OBJECTIVE:
All of the entries must be reproduced exactly, with no images carried over.
**** WORKING DATA
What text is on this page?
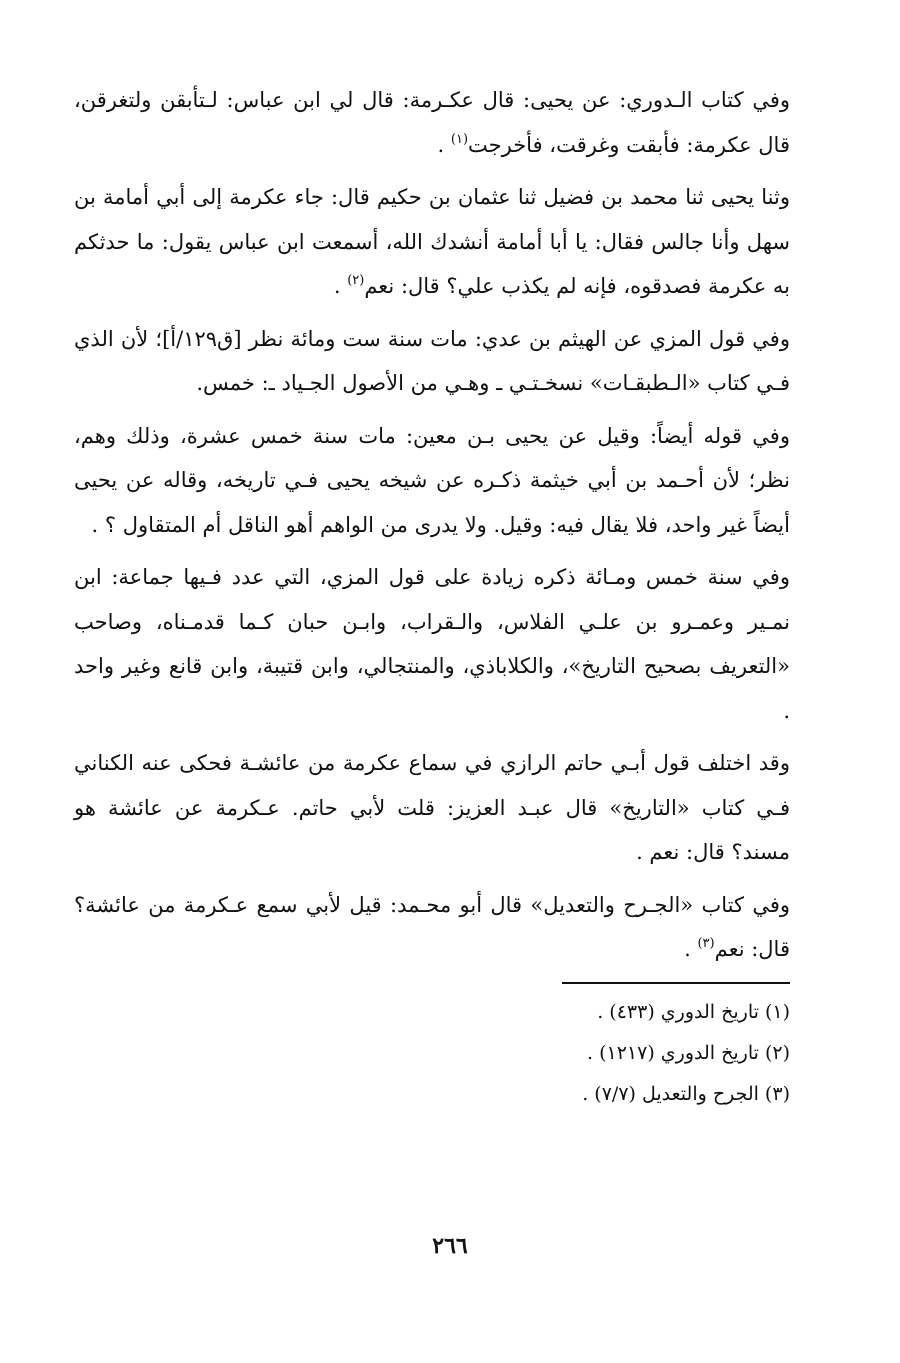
وفي كتاب الـدوري: عن يحيى: قال عكـرمة: قال لي ابن عباس: لـتأبقن ولتغرقن، قال عكرمة: فأبقت وغرقت، فأخرجت$^{(١)}$ .

وثنا يحيى ثنا محمد بن فضيل ثنا عثمان بن حكيم قال: جاء عكرمة إلى أبي أمامة بن سهل وأنا جالس فقال: يا أبا أمامة أنشدك الله، أسمعت ابن عباس يقول: ما حدثكم به عكرمة فصدقوه، فإنه لم يكذب علي؟ قال: نعم$^{(٢)}$ .

وفي قول المزي عن الهيثم بن عدي: مات سنة ست ومائة نظر [ق١٢٩/أ]؛ لأن الذي فـي كتاب «الـطبقـات» نسخـتـي ـ وهـي من الأصول الجـياد ـ: خمس.

وفي قوله أيضاً: وقيل عن يحيى بـن معين: مات سنة خمس عشرة، وذلك وهم، نظر؛ لأن أحـمد بن أبي خيثمة ذكـره عن شيخه يحيى فـي تاريخه، وقاله عن يحيى أيضاً غير واحد، فلا يقال فيه: وقيل. ولا يدرى من الواهم أهو الناقل أم المتقاول ؟ .

وفي سنة خمس ومـائة ذكره زيادة على قول المزي، التي عدد فـيها جماعة: ابن نمـير وعمـرو بن علـي الفلاس، والـقراب، وابـن حبان كـما قدمـناه، وصاحب «التعريف بصحيح التاريخ»، والكلاباذي، والمنتجالي، وابن قتيبة، وابن قانع وغير واحد .

وقد اختلف قول أبـي حاتم الرازي في سماع عكرمة من عائشـة فحكى عنه الكناني فـي كتاب «التاريخ» قال عبـد العزيز: قلت لأبي حاتم. عـكرمة عن عائشة هو مسند؟ قال: نعم .

وفي كتاب «الجـرح والتعديل» قال أبو محـمد: قيل لأبي سمع عـكرمة من عائشة؟ قال: نعم$^{(٣)}$ .

(١) تاريخ الدوري (٤٣٣) .

(٢) تاريخ الدوري (١٢١٧) .

(٣) الجرح والتعديل (٧/٧) .

٢٦٦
********
FULL OUTPUT:
What text is on this page?
وفي كتاب الـدوري: عن يحيى: قال عكـرمة: قال لي ابن عباس: لـتأبقن ولتغرقن، قال عكرمة: فأبقت وغرقت، فأخرجت$^{(١)}$ .

وثنا يحيى ثنا محمد بن فضيل ثنا عثمان بن حكيم قال: جاء عكرمة إلى أبي أمامة بن سهل وأنا جالس فقال: يا أبا أمامة أنشدك الله، أسمعت ابن عباس يقول: ما حدثكم به عكرمة فصدقوه، فإنه لم يكذب علي؟ قال: نعم$^{(٢)}$ .

وفي قول المزي عن الهيثم بن عدي: مات سنة ست ومائة نظر [ق١٢٩/أ]؛ لأن الذي فـي كتاب «الـطبقـات» نسخـتـي ـ وهـي من الأصول الجـياد ـ: خمس.

وفي قوله أيضاً: وقيل عن يحيى بـن معين: مات سنة خمس عشرة، وذلك وهم، نظر؛ لأن أحـمد بن أبي خيثمة ذكـره عن شيخه يحيى فـي تاريخه، وقاله عن يحيى أيضاً غير واحد، فلا يقال فيه: وقيل. ولا يدرى من الواهم أهو الناقل أم المتقاول ؟ .

وفي سنة خمس ومـائة ذكره زيادة على قول المزي، التي عدد فـيها جماعة: ابن نمـير وعمـرو بن علـي الفلاس، والـقراب، وابـن حبان كـما قدمـناه، وصاحب «التعريف بصحيح التاريخ»، والكلاباذي، والمنتجالي، وابن قتيبة، وابن قانع وغير واحد .

وقد اختلف قول أبـي حاتم الرازي في سماع عكرمة من عائشـة فحكى عنه الكناني فـي كتاب «التاريخ» قال عبـد العزيز: قلت لأبي حاتم. عـكرمة عن عائشة هو مسند؟ قال: نعم .

وفي كتاب «الجـرح والتعديل» قال أبو محـمد: قيل لأبي سمع عـكرمة من عائشة؟ قال: نعم$^{(٣)}$ .

(١) تاريخ الدوري (٤٣٣) .

(٢) تاريخ الدوري (١٢١٧) .

(٣) الجرح والتعديل (٧/٧) .

٢٦٦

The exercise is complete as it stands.